## STORED DATA
↓↓↓
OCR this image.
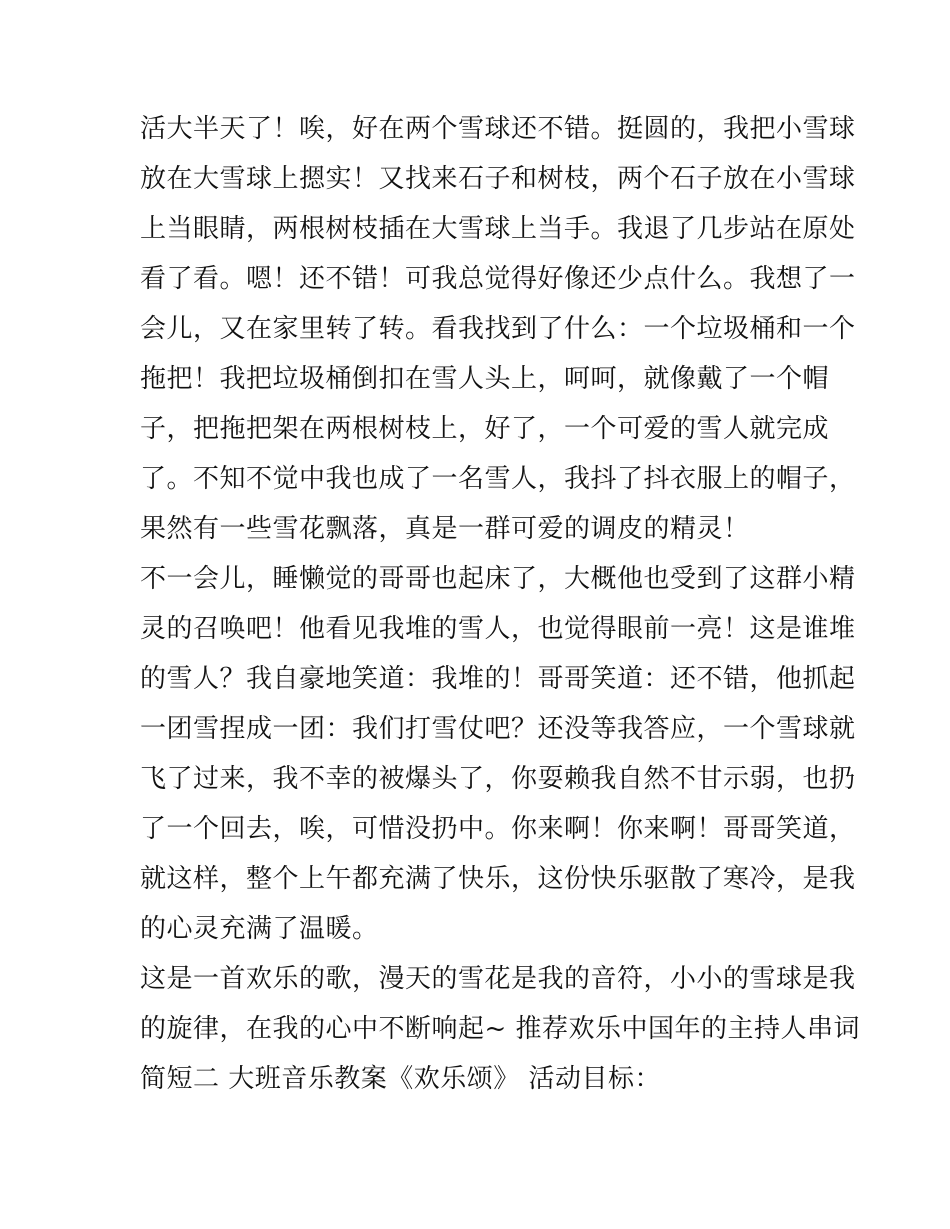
活大半天了！唉，好在两个雪球还不错。挺圆的，我把小雪球
放在大雪球上摁实！又找来石子和树枝，两个石子放在小雪球
上当眼睛，两根树枝插在大雪球上当手。我退了几步站在原处
看了看。嗯！还不错！可我总觉得好像还少点什么。我想了一
会儿，又在家里转了转。看我找到了什么：一个垃圾桶和一个
拖把！我把垃圾桶倒扣在雪人头上，呵呵，就像戴了一个帽
子，把拖把架在两根树枝上，好了，一个可爱的雪人就完成
了。不知不觉中我也成了一名雪人，我抖了抖衣服上的帽子，
果然有一些雪花飘落，真是一群可爱的调皮的精灵！
不一会儿，睡懒觉的哥哥也起床了，大概他也受到了这群小精
灵的召唤吧！他看见我堆的雪人，也觉得眼前一亮！这是谁堆
的雪人？我自豪地笑道：我堆的！哥哥笑道：还不错，他抓起
一团雪捏成一团：我们打雪仗吧？还没等我答应，一个雪球就
飞了过来，我不幸的被爆头了，你耍赖我自然不甘示弱，也扔
了一个回去，唉，可惜没扔中。你来啊！你来啊！哥哥笑道，
就这样，整个上午都充满了快乐，这份快乐驱散了寒冷，是我
的心灵充满了温暖。
这是一首欢乐的歌，漫天的雪花是我的音符，小小的雪球是我
的旋律，在我的心中不断响起~ 推荐欢乐中国年的主持人串词
简短二 大班音乐教案《欢乐颂》 活动目标：
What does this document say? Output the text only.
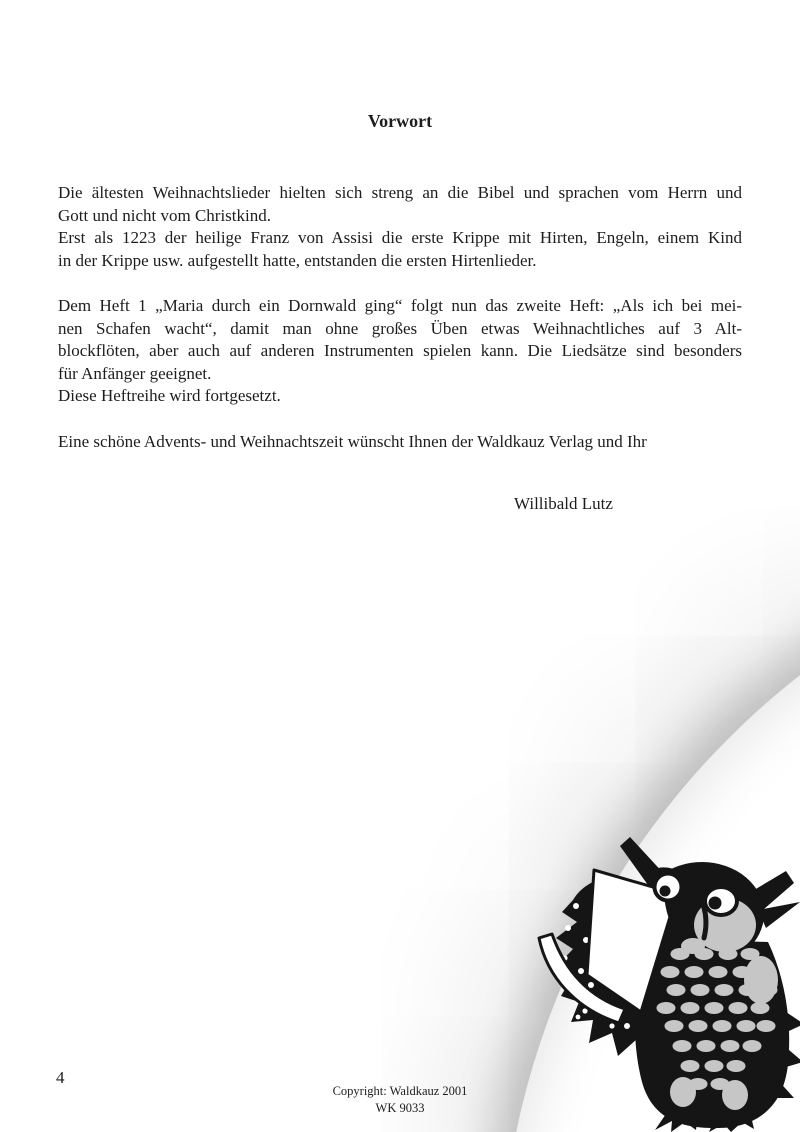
Vorwort
Die ältesten Weihnachtslieder hielten sich streng an die Bibel und sprachen vom Herrn und
Gott und nicht vom Christkind.
Erst als 1223 der heilige Franz von Assisi die erste Krippe mit Hirten, Engeln, einem Kind
in der Krippe usw. aufgestellt hatte, entstanden die ersten Hirtenlieder.
Dem Heft 1 „Maria durch ein Dornwald ging“ folgt nun das zweite Heft: „Als ich bei mei-
nen Schafen wacht“, damit man ohne großes Üben etwas Weihnachtliches auf 3 Alt-
blockflöten, aber auch auf anderen Instrumenten spielen kann. Die Liedsätze sind besonders
für Anfänger geeignet.
Diese Heftreihe wird fortgesetzt.
Eine schöne Advents- und Weihnachtszeit wünscht Ihnen der Waldkauz Verlag und Ihr
Willibald Lutz
4
Copyright: Waldkauz 2001
WK 9033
↑↑↑
Without the pictures, transcribe the listing above exactly.

OCR this image.
活大半天了！唉，好在两个雪球还不错。挺圆的，我把小雪球
放在大雪球上摁实！又找来石子和树枝，两个石子放在小雪球
上当眼睛，两根树枝插在大雪球上当手。我退了几步站在原处
看了看。嗯！还不错！可我总觉得好像还少点什么。我想了一
会儿，又在家里转了转。看我找到了什么：一个垃圾桶和一个
拖把！我把垃圾桶倒扣在雪人头上，呵呵，就像戴了一个帽
子，把拖把架在两根树枝上，好了，一个可爱的雪人就完成
了。不知不觉中我也成了一名雪人，我抖了抖衣服上的帽子，
果然有一些雪花飘落，真是一群可爱的调皮的精灵！
不一会儿，睡懒觉的哥哥也起床了，大概他也受到了这群小精
灵的召唤吧！他看见我堆的雪人，也觉得眼前一亮！这是谁堆
的雪人？我自豪地笑道：我堆的！哥哥笑道：还不错，他抓起
一团雪捏成一团：我们打雪仗吧？还没等我答应，一个雪球就
飞了过来，我不幸的被爆头了，你耍赖我自然不甘示弱，也扔
了一个回去，唉，可惜没扔中。你来啊！你来啊！哥哥笑道，
就这样，整个上午都充满了快乐，这份快乐驱散了寒冷，是我
的心灵充满了温暖。
这是一首欢乐的歌，漫天的雪花是我的音符，小小的雪球是我
的旋律，在我的心中不断响起~ 推荐欢乐中国年的主持人串词
简短二 大班音乐教案《欢乐颂》 活动目标：
What does this document say? Output the text only.
Vorwort
Die ältesten Weihnachtslieder hielten sich streng an die Bibel und sprachen vom Herrn und
Gott und nicht vom Christkind.
Erst als 1223 der heilige Franz von Assisi die erste Krippe mit Hirten, Engeln, einem Kind
in der Krippe usw. aufgestellt hatte, entstanden die ersten Hirtenlieder.
Dem Heft 1 „Maria durch ein Dornwald ging“ folgt nun das zweite Heft: „Als ich bei mei-
nen Schafen wacht“, damit man ohne großes Üben etwas Weihnachtliches auf 3 Alt-
blockflöten, aber auch auf anderen Instrumenten spielen kann. Die Liedsätze sind besonders
für Anfänger geeignet.
Diese Heftreihe wird fortgesetzt.
Eine schöne Advents- und Weihnachtszeit wünscht Ihnen der Waldkauz Verlag und Ihr
Willibald Lutz
4
Copyright: Waldkauz 2001
WK 9033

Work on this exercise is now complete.